WHAT YOU NEED TO DO » Reproduce the items below character for character, beginning with their first line and ending with the line that contains "output-log-button[interactable]: ▣ Output", including both of those lines and nothing after them.

DATASET EXTRACT »
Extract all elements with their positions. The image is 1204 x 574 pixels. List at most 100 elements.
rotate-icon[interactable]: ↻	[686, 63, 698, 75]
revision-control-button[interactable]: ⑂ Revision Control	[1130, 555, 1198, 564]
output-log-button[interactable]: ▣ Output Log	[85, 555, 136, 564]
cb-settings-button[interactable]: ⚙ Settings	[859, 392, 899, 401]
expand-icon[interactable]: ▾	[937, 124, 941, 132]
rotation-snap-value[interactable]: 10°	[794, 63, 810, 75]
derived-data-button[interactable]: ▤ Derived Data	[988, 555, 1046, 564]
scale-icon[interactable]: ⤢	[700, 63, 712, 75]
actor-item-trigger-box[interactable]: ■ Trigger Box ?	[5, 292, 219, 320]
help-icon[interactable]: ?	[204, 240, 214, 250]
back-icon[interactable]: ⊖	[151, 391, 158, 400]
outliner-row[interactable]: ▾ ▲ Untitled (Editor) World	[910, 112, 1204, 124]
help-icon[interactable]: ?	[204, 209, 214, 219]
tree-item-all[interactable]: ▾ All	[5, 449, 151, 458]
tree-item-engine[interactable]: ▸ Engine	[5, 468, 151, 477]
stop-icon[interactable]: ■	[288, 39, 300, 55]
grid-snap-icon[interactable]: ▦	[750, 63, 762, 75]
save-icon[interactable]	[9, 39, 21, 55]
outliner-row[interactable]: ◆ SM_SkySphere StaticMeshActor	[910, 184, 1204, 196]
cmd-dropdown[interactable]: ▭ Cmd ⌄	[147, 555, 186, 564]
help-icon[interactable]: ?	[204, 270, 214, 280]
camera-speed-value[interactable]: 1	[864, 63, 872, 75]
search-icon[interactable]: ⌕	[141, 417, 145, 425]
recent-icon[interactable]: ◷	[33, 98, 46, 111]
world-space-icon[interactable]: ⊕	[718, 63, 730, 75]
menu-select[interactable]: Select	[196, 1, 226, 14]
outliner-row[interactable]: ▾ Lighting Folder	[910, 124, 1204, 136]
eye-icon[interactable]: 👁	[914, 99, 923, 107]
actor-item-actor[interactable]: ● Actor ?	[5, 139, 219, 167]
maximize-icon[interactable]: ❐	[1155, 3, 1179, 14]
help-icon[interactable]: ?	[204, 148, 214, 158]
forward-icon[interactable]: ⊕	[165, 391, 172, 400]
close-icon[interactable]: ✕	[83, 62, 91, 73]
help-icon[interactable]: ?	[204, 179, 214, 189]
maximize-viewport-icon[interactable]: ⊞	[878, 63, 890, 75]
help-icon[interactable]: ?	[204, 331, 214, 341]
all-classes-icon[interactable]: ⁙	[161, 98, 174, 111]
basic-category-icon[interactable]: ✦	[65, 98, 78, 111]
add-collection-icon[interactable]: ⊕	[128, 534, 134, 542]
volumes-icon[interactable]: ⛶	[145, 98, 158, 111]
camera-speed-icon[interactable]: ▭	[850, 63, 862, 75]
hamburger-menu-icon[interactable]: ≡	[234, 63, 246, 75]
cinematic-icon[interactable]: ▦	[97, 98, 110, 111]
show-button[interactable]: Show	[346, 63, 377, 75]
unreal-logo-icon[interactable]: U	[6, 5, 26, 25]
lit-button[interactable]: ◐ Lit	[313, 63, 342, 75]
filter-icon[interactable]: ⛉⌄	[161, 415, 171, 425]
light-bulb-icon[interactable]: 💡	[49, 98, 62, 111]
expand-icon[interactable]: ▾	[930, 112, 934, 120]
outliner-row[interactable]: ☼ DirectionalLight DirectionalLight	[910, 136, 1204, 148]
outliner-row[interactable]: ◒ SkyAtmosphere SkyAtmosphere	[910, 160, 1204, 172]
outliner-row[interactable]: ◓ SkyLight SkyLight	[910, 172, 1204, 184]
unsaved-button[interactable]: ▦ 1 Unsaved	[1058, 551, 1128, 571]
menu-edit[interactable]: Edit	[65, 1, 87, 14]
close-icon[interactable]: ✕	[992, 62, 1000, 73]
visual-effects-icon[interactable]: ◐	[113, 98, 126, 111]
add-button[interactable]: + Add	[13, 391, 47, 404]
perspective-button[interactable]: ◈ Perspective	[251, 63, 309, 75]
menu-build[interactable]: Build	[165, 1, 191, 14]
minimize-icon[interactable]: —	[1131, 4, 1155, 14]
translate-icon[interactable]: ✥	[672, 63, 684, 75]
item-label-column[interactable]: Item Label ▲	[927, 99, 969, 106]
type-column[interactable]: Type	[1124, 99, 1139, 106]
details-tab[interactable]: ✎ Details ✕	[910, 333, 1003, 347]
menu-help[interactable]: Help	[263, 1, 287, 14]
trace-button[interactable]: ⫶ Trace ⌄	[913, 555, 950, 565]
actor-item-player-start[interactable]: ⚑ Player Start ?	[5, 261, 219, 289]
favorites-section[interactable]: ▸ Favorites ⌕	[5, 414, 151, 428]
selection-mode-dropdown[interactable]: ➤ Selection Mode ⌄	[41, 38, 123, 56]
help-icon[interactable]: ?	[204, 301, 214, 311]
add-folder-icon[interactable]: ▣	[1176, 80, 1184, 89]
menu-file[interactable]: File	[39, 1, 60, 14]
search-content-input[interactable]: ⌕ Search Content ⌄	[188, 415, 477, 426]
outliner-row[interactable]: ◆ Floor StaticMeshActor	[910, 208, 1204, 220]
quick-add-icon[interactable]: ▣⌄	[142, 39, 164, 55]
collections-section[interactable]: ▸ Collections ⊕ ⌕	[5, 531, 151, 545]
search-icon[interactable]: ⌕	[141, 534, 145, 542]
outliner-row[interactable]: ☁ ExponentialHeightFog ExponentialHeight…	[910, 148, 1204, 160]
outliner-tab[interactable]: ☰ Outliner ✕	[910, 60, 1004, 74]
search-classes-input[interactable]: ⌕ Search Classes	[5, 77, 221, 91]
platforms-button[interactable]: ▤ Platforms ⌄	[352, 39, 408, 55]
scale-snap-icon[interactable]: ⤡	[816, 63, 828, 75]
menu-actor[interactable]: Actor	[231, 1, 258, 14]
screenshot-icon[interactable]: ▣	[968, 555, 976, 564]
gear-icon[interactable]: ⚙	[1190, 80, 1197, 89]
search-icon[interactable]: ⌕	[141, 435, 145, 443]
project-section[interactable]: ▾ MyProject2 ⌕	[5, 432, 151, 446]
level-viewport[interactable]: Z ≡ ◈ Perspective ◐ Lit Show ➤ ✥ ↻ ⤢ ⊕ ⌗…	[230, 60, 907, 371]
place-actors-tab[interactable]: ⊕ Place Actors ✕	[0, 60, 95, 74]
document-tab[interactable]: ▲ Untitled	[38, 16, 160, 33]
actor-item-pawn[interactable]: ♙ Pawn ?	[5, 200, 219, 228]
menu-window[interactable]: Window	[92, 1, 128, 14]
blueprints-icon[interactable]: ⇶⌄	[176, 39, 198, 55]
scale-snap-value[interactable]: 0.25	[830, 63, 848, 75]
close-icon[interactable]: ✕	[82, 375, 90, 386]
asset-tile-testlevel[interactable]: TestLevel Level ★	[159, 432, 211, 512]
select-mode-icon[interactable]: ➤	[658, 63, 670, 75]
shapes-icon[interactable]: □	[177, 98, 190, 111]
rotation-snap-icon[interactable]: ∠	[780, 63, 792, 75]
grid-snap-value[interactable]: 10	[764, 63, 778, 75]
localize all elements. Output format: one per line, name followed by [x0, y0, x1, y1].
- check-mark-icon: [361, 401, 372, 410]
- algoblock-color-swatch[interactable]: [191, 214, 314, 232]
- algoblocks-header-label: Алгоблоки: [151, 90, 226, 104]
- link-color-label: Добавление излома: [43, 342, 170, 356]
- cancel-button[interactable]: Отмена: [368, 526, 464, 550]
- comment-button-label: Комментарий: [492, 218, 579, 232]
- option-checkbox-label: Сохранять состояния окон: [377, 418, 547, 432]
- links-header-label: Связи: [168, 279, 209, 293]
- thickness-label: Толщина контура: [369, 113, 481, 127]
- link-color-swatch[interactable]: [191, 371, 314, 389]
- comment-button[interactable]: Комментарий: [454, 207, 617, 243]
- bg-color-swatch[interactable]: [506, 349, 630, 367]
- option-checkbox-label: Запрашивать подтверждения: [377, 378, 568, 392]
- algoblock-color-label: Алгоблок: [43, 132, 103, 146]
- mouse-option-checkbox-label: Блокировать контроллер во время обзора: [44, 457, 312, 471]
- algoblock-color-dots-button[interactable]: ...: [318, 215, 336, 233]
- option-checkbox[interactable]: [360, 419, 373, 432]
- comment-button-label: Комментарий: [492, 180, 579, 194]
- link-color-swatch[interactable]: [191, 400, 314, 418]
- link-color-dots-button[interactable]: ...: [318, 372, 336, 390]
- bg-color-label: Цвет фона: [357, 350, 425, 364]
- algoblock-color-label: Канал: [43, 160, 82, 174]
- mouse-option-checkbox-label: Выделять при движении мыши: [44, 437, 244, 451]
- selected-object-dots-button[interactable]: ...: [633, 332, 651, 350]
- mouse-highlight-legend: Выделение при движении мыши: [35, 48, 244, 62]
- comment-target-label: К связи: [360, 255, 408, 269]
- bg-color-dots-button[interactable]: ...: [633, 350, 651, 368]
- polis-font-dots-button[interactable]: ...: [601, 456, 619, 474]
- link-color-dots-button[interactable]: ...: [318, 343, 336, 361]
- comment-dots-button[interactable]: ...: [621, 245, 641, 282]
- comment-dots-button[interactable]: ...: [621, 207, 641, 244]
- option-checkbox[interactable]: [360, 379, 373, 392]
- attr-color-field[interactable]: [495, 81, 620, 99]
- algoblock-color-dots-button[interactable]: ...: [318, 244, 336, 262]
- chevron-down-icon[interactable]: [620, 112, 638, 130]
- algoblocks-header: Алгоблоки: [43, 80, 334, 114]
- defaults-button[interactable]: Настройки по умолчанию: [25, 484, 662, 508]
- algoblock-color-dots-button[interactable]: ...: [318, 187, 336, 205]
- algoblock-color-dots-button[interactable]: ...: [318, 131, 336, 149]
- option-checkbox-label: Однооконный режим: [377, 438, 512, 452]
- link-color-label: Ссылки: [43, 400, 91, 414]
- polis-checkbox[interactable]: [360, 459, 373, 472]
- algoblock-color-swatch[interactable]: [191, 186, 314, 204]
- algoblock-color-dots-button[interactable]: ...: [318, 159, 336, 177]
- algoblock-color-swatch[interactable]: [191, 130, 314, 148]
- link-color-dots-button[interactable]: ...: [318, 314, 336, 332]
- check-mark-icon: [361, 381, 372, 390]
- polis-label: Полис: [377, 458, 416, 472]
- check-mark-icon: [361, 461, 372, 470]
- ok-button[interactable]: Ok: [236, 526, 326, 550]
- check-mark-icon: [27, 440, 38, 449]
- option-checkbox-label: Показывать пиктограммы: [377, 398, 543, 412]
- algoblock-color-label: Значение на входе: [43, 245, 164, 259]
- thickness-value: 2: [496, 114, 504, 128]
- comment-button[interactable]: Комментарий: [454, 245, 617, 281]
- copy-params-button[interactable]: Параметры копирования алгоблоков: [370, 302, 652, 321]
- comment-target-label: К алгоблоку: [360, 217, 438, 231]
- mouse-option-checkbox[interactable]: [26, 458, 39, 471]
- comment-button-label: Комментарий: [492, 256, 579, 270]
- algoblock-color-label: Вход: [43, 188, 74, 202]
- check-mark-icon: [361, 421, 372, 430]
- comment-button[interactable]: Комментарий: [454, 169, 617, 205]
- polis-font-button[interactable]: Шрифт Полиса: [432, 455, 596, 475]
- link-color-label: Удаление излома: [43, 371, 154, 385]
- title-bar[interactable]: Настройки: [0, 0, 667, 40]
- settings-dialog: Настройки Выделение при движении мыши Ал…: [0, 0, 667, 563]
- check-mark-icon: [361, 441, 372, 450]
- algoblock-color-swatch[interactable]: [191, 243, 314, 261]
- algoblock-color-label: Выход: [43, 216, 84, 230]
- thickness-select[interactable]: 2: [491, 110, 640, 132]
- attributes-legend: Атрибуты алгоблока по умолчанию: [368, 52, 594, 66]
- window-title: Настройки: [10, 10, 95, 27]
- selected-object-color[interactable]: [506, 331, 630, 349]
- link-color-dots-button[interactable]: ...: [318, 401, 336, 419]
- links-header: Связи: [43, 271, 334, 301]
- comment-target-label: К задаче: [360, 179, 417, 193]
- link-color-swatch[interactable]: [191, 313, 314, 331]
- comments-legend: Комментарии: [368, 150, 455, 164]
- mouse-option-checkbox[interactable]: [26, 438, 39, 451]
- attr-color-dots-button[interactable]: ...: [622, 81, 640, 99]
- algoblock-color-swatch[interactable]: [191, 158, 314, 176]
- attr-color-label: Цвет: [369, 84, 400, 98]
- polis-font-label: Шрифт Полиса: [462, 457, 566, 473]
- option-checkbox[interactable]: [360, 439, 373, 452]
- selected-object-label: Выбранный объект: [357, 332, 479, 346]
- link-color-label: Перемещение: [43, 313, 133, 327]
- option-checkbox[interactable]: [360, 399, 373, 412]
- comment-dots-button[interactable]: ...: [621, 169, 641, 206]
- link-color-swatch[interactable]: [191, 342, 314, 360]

RIGHT ANSWER »
Extract all elements with their positions. The image is 1204 x 574 pixels. List at most 100 elements.
rotate-icon[interactable]: ↻	[686, 63, 698, 75]
revision-control-button[interactable]: ⑂ Revision Control	[1130, 555, 1198, 564]
output-log-button[interactable]: ▣ Output Log	[85, 555, 136, 564]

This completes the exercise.